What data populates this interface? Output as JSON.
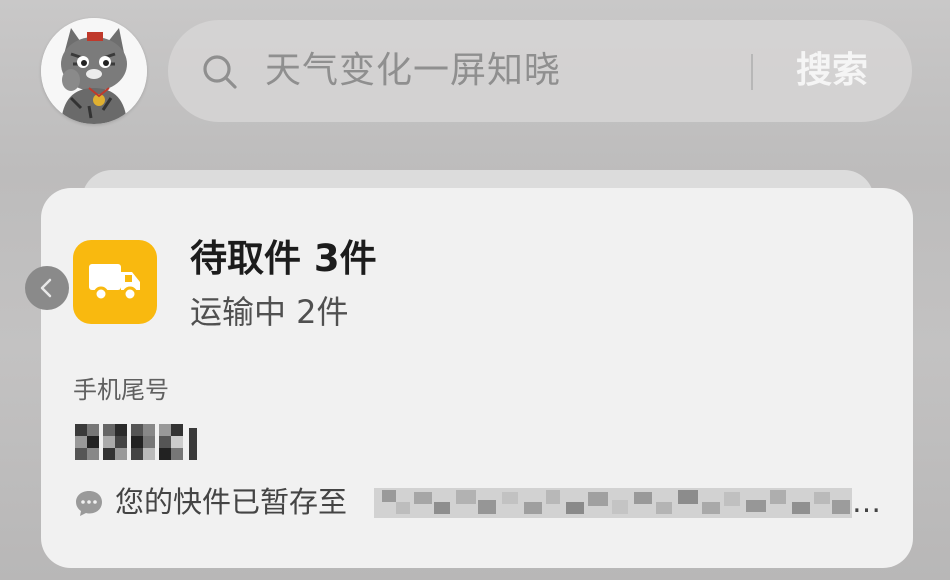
{
  "search": {
    "placeholder": "天气变化一屏知晓",
    "button_label": "搜索"
  },
  "card": {
    "title": "待取件 3件",
    "subtitle": "运输中 2件",
    "phone_label": "手机尾号",
    "message_prefix": "您的快件已暂存至",
    "ellipsis": "…",
    "icon": "delivery-truck-icon",
    "icon_color": "#f9b90f"
  },
  "profile": {
    "avatar": "cat-avatar"
  }
}
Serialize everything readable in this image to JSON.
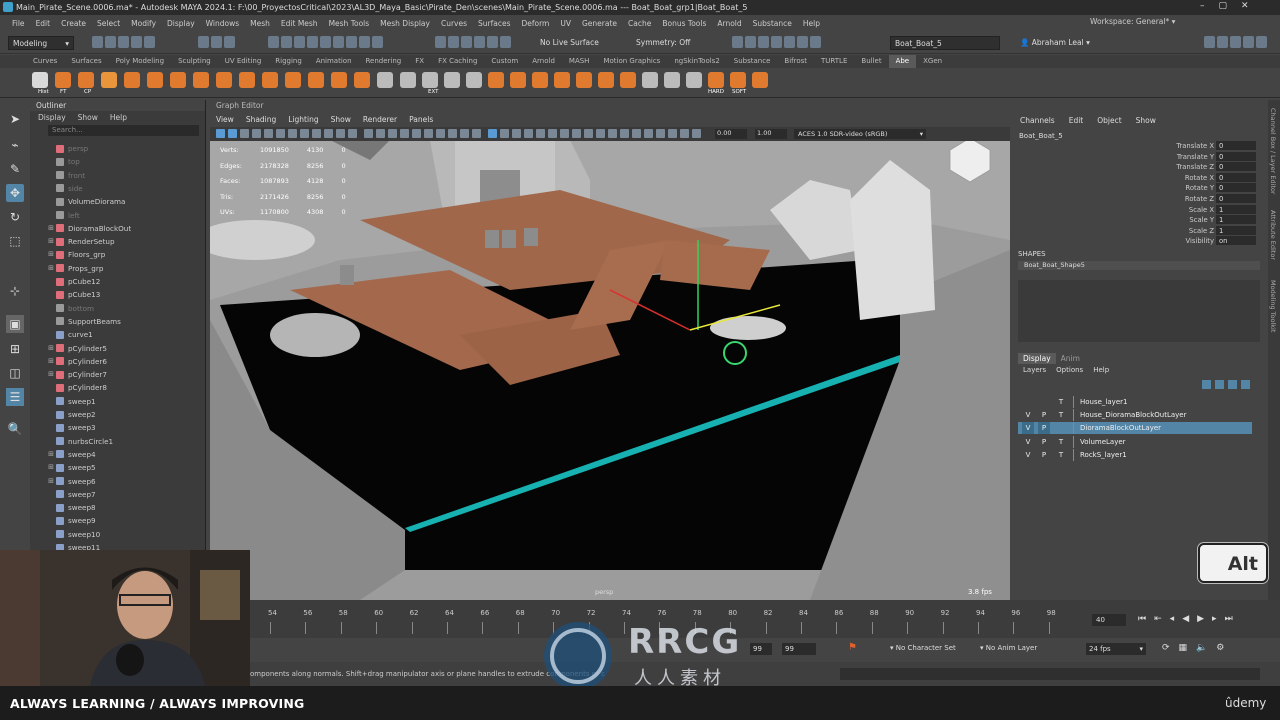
{
  "window": {
    "title": "Main_Pirate_Scene.0006.ma* - Autodesk MAYA 2024.1: F:\\00_ProyectosCritical\\2023\\AL3D_Maya_Basic\\Pirate_Den\\scenes\\Main_Pirate_Scene.0006.ma   ---   Boat_Boat_grp1|Boat_Boat_5"
  },
  "menu": [
    "File",
    "Edit",
    "Create",
    "Select",
    "Modify",
    "Display",
    "Windows",
    "Mesh",
    "Edit Mesh",
    "Mesh Tools",
    "Mesh Display",
    "Curves",
    "Surfaces",
    "Deform",
    "UV",
    "Generate",
    "Cache",
    "Bonus Tools",
    "Arnold",
    "Substance",
    "Help"
  ],
  "workspace": {
    "label": "Workspace:",
    "value": "General*"
  },
  "status": {
    "mode": "Modeling",
    "live_surface": "No Live Surface",
    "symmetry": "Symmetry: Off",
    "object_field": "Boat_Boat_5",
    "user": "Abraham Leal"
  },
  "shelf_tabs": [
    "Curves",
    "Surfaces",
    "Poly Modeling",
    "Sculpting",
    "UV Editing",
    "Rigging",
    "Animation",
    "Rendering",
    "FX",
    "FX Caching",
    "Custom",
    "Arnold",
    "MASH",
    "Motion Graphics",
    "ngSkinTools2",
    "Substance",
    "Bifrost",
    "TURTLE",
    "Bullet",
    "Abe",
    "XGen"
  ],
  "shelf_labels": {
    "hist": "Hist",
    "ft": "FT",
    "cp": "CP",
    "ext": "EXT",
    "hard": "HARD",
    "soft": "SOFT"
  },
  "outliner": {
    "title": "Outliner",
    "menu": [
      "Display",
      "Show",
      "Help"
    ],
    "search_placeholder": "Search...",
    "items": [
      {
        "name": "persp",
        "dim": true,
        "exp": ""
      },
      {
        "name": "top",
        "dim": true,
        "exp": ""
      },
      {
        "name": "front",
        "dim": true,
        "exp": ""
      },
      {
        "name": "side",
        "dim": true,
        "exp": ""
      },
      {
        "name": "VolumeDiorama",
        "dim": false,
        "exp": ""
      },
      {
        "name": "left",
        "dim": true,
        "exp": ""
      },
      {
        "name": "DioramaBlockOut",
        "dim": false,
        "exp": "+"
      },
      {
        "name": "RenderSetup",
        "dim": false,
        "exp": "+"
      },
      {
        "name": "Floors_grp",
        "dim": false,
        "exp": "+"
      },
      {
        "name": "Props_grp",
        "dim": false,
        "exp": "+"
      },
      {
        "name": "pCube12",
        "dim": false,
        "exp": ""
      },
      {
        "name": "pCube13",
        "dim": false,
        "exp": ""
      },
      {
        "name": "bottom",
        "dim": true,
        "exp": ""
      },
      {
        "name": "SupportBeams",
        "dim": false,
        "exp": ""
      },
      {
        "name": "curve1",
        "dim": false,
        "exp": ""
      },
      {
        "name": "pCylinder5",
        "dim": false,
        "exp": "+"
      },
      {
        "name": "pCylinder6",
        "dim": false,
        "exp": "+"
      },
      {
        "name": "pCylinder7",
        "dim": false,
        "exp": "+"
      },
      {
        "name": "pCylinder8",
        "dim": false,
        "exp": ""
      },
      {
        "name": "sweep1",
        "dim": false,
        "exp": ""
      },
      {
        "name": "sweep2",
        "dim": false,
        "exp": ""
      },
      {
        "name": "sweep3",
        "dim": false,
        "exp": ""
      },
      {
        "name": "nurbsCircle1",
        "dim": false,
        "exp": ""
      },
      {
        "name": "sweep4",
        "dim": false,
        "exp": "+"
      },
      {
        "name": "sweep5",
        "dim": false,
        "exp": "+"
      },
      {
        "name": "sweep6",
        "dim": false,
        "exp": "+"
      },
      {
        "name": "sweep7",
        "dim": false,
        "exp": ""
      },
      {
        "name": "sweep8",
        "dim": false,
        "exp": ""
      },
      {
        "name": "sweep9",
        "dim": false,
        "exp": ""
      },
      {
        "name": "sweep10",
        "dim": false,
        "exp": ""
      },
      {
        "name": "sweep11",
        "dim": false,
        "exp": ""
      }
    ]
  },
  "viewport": {
    "panel_title": "Graph Editor",
    "menu": [
      "View",
      "Shading",
      "Lighting",
      "Show",
      "Renderer",
      "Panels"
    ],
    "field1": "0.00",
    "field2": "1.00",
    "colorspace": "ACES 1.0 SDR-video (sRGB)",
    "camera": "persp",
    "fps": "3.8 fps",
    "stats": [
      {
        "label": "Verts:",
        "a": "1091850",
        "b": "4130",
        "c": "0"
      },
      {
        "label": "Edges:",
        "a": "2178328",
        "b": "8256",
        "c": "0"
      },
      {
        "label": "Faces:",
        "a": "1087893",
        "b": "4128",
        "c": "0"
      },
      {
        "label": "Tris:",
        "a": "2171426",
        "b": "8256",
        "c": "0"
      },
      {
        "label": "UVs:",
        "a": "1170800",
        "b": "4308",
        "c": "0"
      }
    ]
  },
  "channel_box": {
    "menu": [
      "Channels",
      "Edit",
      "Object",
      "Show"
    ],
    "object": "Boat_Boat_5",
    "attrs": [
      {
        "n": "Translate X",
        "v": "0"
      },
      {
        "n": "Translate Y",
        "v": "0"
      },
      {
        "n": "Translate Z",
        "v": "0"
      },
      {
        "n": "Rotate X",
        "v": "0"
      },
      {
        "n": "Rotate Y",
        "v": "0"
      },
      {
        "n": "Rotate Z",
        "v": "0"
      },
      {
        "n": "Scale X",
        "v": "1"
      },
      {
        "n": "Scale Y",
        "v": "1"
      },
      {
        "n": "Scale Z",
        "v": "1"
      },
      {
        "n": "Visibility",
        "v": "on"
      }
    ],
    "shapes_label": "SHAPES",
    "shape": "Boat_Boat_Shape5"
  },
  "layers": {
    "tabs": [
      "Display",
      "Anim"
    ],
    "menu": [
      "Layers",
      "Options",
      "Help"
    ],
    "items": [
      {
        "v": "",
        "p": "",
        "t": "T",
        "name": "House_layer1",
        "sel": false
      },
      {
        "v": "V",
        "p": "P",
        "t": "T",
        "name": "House_DioramaBlockOutLayer",
        "sel": false
      },
      {
        "v": "V",
        "p": "P",
        "t": "",
        "name": "DioramaBlockOutLayer",
        "sel": true
      },
      {
        "v": "V",
        "p": "P",
        "t": "T",
        "name": "VolumeLayer",
        "sel": false
      },
      {
        "v": "V",
        "p": "P",
        "t": "T",
        "name": "RockS_layer1",
        "sel": false
      }
    ]
  },
  "side_tabs": [
    "Channel Box / Layer Editor",
    "Attribute Editor",
    "Modeling Toolkit"
  ],
  "timeline": {
    "ticks": [
      "54",
      "56",
      "58",
      "60",
      "62",
      "64",
      "66",
      "68",
      "70",
      "72",
      "74",
      "76",
      "78",
      "80",
      "82",
      "84",
      "86",
      "88",
      "90",
      "92",
      "94",
      "96",
      "98"
    ],
    "current": "40",
    "range_a": "99",
    "range_b": "99",
    "char_set": "No Character Set",
    "anim_layer": "No Anim Layer",
    "fps": "24 fps"
  },
  "help_line": "omponents along normals. Shift+drag manipulator axis or plane handles to extrude components or c",
  "overlay": {
    "alt_key": "Alt",
    "slogan": "ALWAYS LEARNING  / ALWAYS IMPROVING",
    "watermark": "RRCG",
    "watermark_sub": "人人素材",
    "udemy": "ûdemy"
  }
}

************

Exercise prompt – Gather all lines from the records above in which "Mesh" appears.

Right answer –
    "Mesh",
    "Edit Mesh",
    "Mesh Tools",
    "Mesh Display",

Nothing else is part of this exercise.